Every line of the records must be repeated exactly; pictures stay out.
## begin Listed entries
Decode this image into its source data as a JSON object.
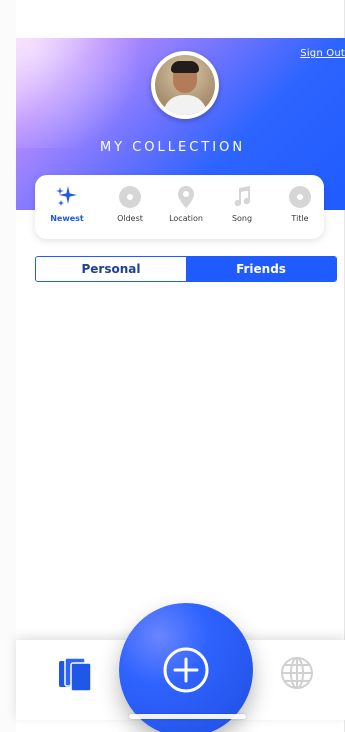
{
  "header": {
    "sign_out_label": "Sign Out",
    "collection_title": "MY COLLECTION",
    "gradient_colors": [
      "#f4c6ff",
      "#6a72ff",
      "#1f5bff"
    ]
  },
  "sort_options": {
    "items": [
      {
        "label": "Newest",
        "icon": "sparkles-icon",
        "active": true
      },
      {
        "label": "Oldest",
        "icon": "disc-icon",
        "active": false
      },
      {
        "label": "Location",
        "icon": "location-pin-icon",
        "active": false
      },
      {
        "label": "Song",
        "icon": "music-note-icon",
        "active": false
      },
      {
        "label": "Title",
        "icon": "disc-icon",
        "active": false
      }
    ],
    "active_color": "#1f57e6",
    "inactive_icon_color": "#d6d6d6"
  },
  "segmented_control": {
    "tabs": [
      {
        "label": "Personal",
        "selected": false
      },
      {
        "label": "Friends",
        "selected": true
      }
    ],
    "accent_color": "#1f5bff"
  },
  "bottom_bar": {
    "left_icon": "stacked-cards-icon",
    "center_icon": "add-icon",
    "right_icon": "globe-icon"
  }
}
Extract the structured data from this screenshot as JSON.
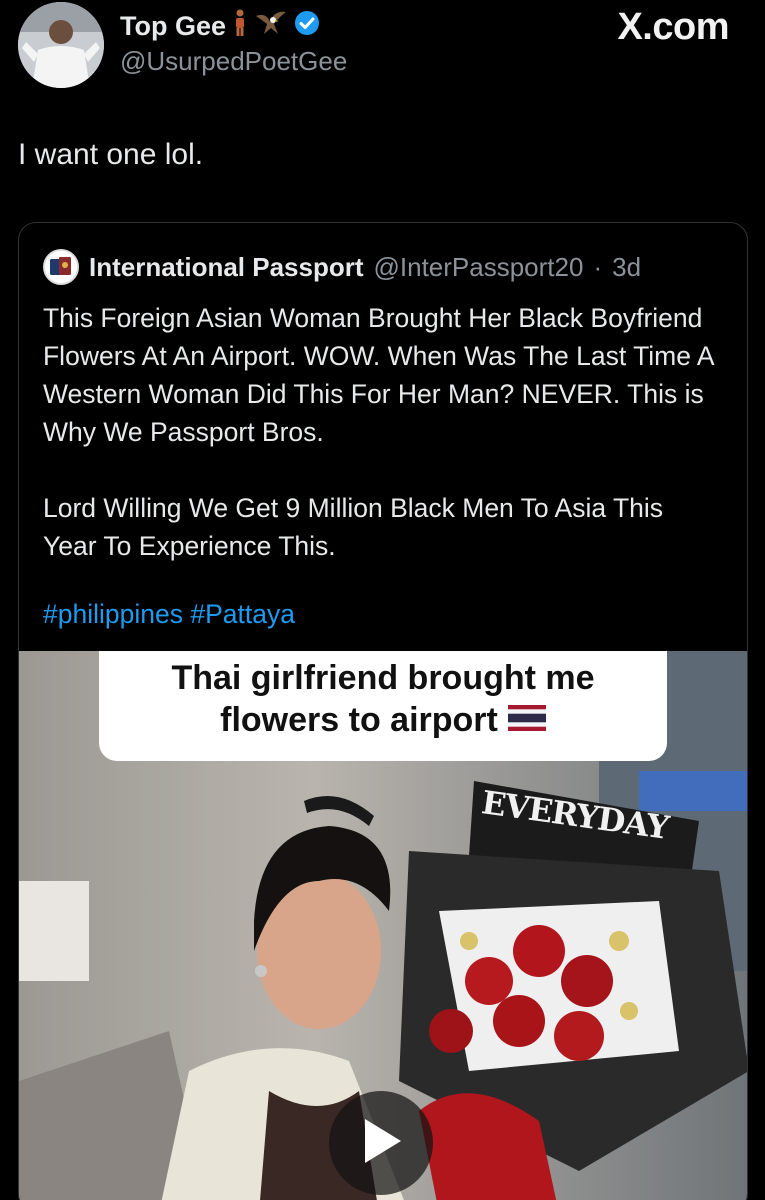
{
  "author": {
    "display_name": "Top Gee",
    "handle": "@UsurpedPoetGee",
    "verified_color": "#1d9bf0"
  },
  "brand": "X.com",
  "tweet": {
    "text": "I want one lol."
  },
  "quote": {
    "display_name": "International Passport",
    "handle": "@InterPassport20",
    "separator": "·",
    "time": "3d",
    "paragraphs": [
      "This Foreign Asian Woman Brought Her Black Boyfriend Flowers At An Airport. WOW. When Was The Last Time A Western Woman Did This For Her Man? NEVER. This is Why We Passport Bros.",
      "Lord Willing We Get 9 Million Black Men To Asia This Year To Experience This."
    ],
    "hashtags": [
      "#philippines",
      "#Pattaya"
    ]
  },
  "media": {
    "caption_line1": "Thai girlfriend brought me",
    "caption_line2": "flowers to airport",
    "sign_text": "EVERYDAY",
    "icons": [
      "thailand-flag-icon",
      "play-icon"
    ]
  },
  "colors": {
    "background": "#000000",
    "text": "#e7e9ea",
    "muted": "#8b9299",
    "link": "#1d9bf0",
    "border": "#2f3336"
  }
}
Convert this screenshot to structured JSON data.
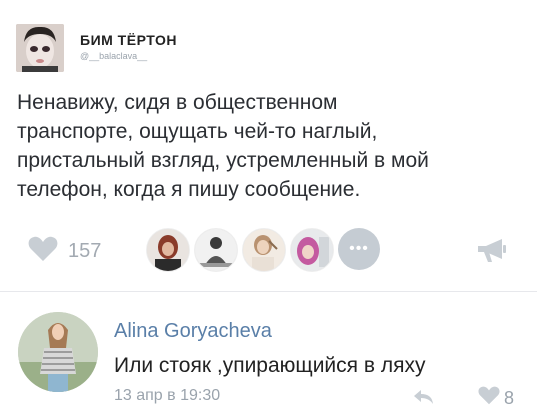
{
  "tweet": {
    "author_name": "БИМ ТЁРТОН",
    "author_handle": "@__balaclava__",
    "text": "Ненавижу, сидя в общественном\nтранспорте, ощущать чей-то наглый,\nпристальный взгляд, устремленный в мой\nтелефон, когда я пишу сообщение.",
    "like_count": "157",
    "more_likers": "•••"
  },
  "comment": {
    "author_name": "Alina Goryacheva",
    "text": "Или стояк ,упирающийся в ляху",
    "date": "13 апр в 19:30",
    "like_count": "8"
  },
  "colors": {
    "link": "#5a7fa8",
    "muted": "#a3aab2",
    "text": "#2b2e33"
  },
  "icons": [
    "heart-icon",
    "megaphone-icon",
    "reply-icon",
    "more-icon"
  ]
}
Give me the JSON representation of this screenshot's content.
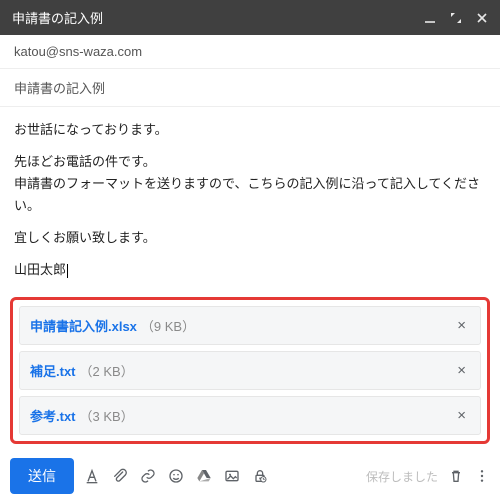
{
  "window": {
    "title": "申請書の記入例"
  },
  "recipients": "katou@sns-waza.com",
  "subject": "申請書の記入例",
  "body": {
    "greeting": "お世話になっております。",
    "line1": "先ほどお電話の件です。",
    "line2": "申請書のフォーマットを送りますので、こちらの記入例に沿って記入してください。",
    "closing": "宜しくお願い致します。",
    "signature": "山田太郎"
  },
  "attachments": [
    {
      "name": "申請書記入例.xlsx",
      "size": "（9 KB）"
    },
    {
      "name": "補足.txt",
      "size": "（2 KB）"
    },
    {
      "name": "参考.txt",
      "size": "（3 KB）"
    }
  ],
  "actions": {
    "send": "送信",
    "saved": "保存しました"
  }
}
## end Listed entries
### Answer
Decode this image into its source data as a JSON object.
{
  "header": {
    "sign_out_label": "Sign Out",
    "collection_title": "MY COLLECTION",
    "gradient_colors": [
      "#f4c6ff",
      "#6a72ff",
      "#1f5bff"
    ]
  },
  "sort_options": {
    "items": [
      {
        "label": "Newest",
        "icon": "sparkles-icon",
        "active": true
      },
      {
        "label": "Oldest",
        "icon": "disc-icon",
        "active": false
      },
      {
        "label": "Location",
        "icon": "location-pin-icon",
        "active": false
      },
      {
        "label": "Song",
        "icon": "music-note-icon",
        "active": false
      },
      {
        "label": "Title",
        "icon": "disc-icon",
        "active": false
      }
    ],
    "active_color": "#1f57e6",
    "inactive_icon_color": "#d6d6d6"
  },
  "segmented_control": {
    "tabs": [
      {
        "label": "Personal",
        "selected": false
      },
      {
        "label": "Friends",
        "selected": true
      }
    ],
    "accent_color": "#1f5bff"
  },
  "bottom_bar": {
    "left_icon": "stacked-cards-icon",
    "center_icon": "add-icon",
    "right_icon": "globe-icon"
  }
}
Extract the structured data from this screenshot as JSON.
{
  "author": {
    "display_name": "Top Gee",
    "handle": "@UsurpedPoetGee",
    "verified_color": "#1d9bf0"
  },
  "brand": "X.com",
  "tweet": {
    "text": "I want one lol."
  },
  "quote": {
    "display_name": "International Passport",
    "handle": "@InterPassport20",
    "separator": "·",
    "time": "3d",
    "paragraphs": [
      "This Foreign Asian Woman Brought Her Black Boyfriend Flowers At An Airport. WOW. When Was The Last Time A Western Woman Did This For Her Man? NEVER. This is Why We Passport Bros.",
      "Lord Willing We Get 9 Million Black Men To Asia This Year To Experience This."
    ],
    "hashtags": [
      "#philippines",
      "#Pattaya"
    ]
  },
  "media": {
    "caption_line1": "Thai girlfriend brought me",
    "caption_line2": "flowers to airport",
    "sign_text": "EVERYDAY",
    "icons": [
      "thailand-flag-icon",
      "play-icon"
    ]
  },
  "colors": {
    "background": "#000000",
    "text": "#e7e9ea",
    "muted": "#8b9299",
    "link": "#1d9bf0",
    "border": "#2f3336"
  }
}
Convert this screenshot to structured JSON data.
{
  "tweet": {
    "author_name": "БИМ ТЁРТОН",
    "author_handle": "@__balaclava__",
    "text": "Ненавижу, сидя в общественном\nтранспорте, ощущать чей-то наглый,\nпристальный взгляд, устремленный в мой\nтелефон, когда я пишу сообщение.",
    "like_count": "157",
    "more_likers": "•••"
  },
  "comment": {
    "author_name": "Alina Goryacheva",
    "text": "Или стояк ,упирающийся в ляху",
    "date": "13 апр в 19:30",
    "like_count": "8"
  },
  "colors": {
    "link": "#5a7fa8",
    "muted": "#a3aab2",
    "text": "#2b2e33"
  },
  "icons": [
    "heart-icon",
    "megaphone-icon",
    "reply-icon",
    "more-icon"
  ]
}
Give me the JSON representation of this screenshot's content.
{
  "window": {
    "title": "申請書の記入例"
  },
  "recipients": "katou@sns-waza.com",
  "subject": "申請書の記入例",
  "body": {
    "greeting": "お世話になっております。",
    "line1": "先ほどお電話の件です。",
    "line2": "申請書のフォーマットを送りますので、こちらの記入例に沿って記入してください。",
    "closing": "宜しくお願い致します。",
    "signature": "山田太郎"
  },
  "attachments": [
    {
      "name": "申請書記入例.xlsx",
      "size": "（9 KB）"
    },
    {
      "name": "補足.txt",
      "size": "（2 KB）"
    },
    {
      "name": "参考.txt",
      "size": "（3 KB）"
    }
  ],
  "actions": {
    "send": "送信",
    "saved": "保存しました"
  }
}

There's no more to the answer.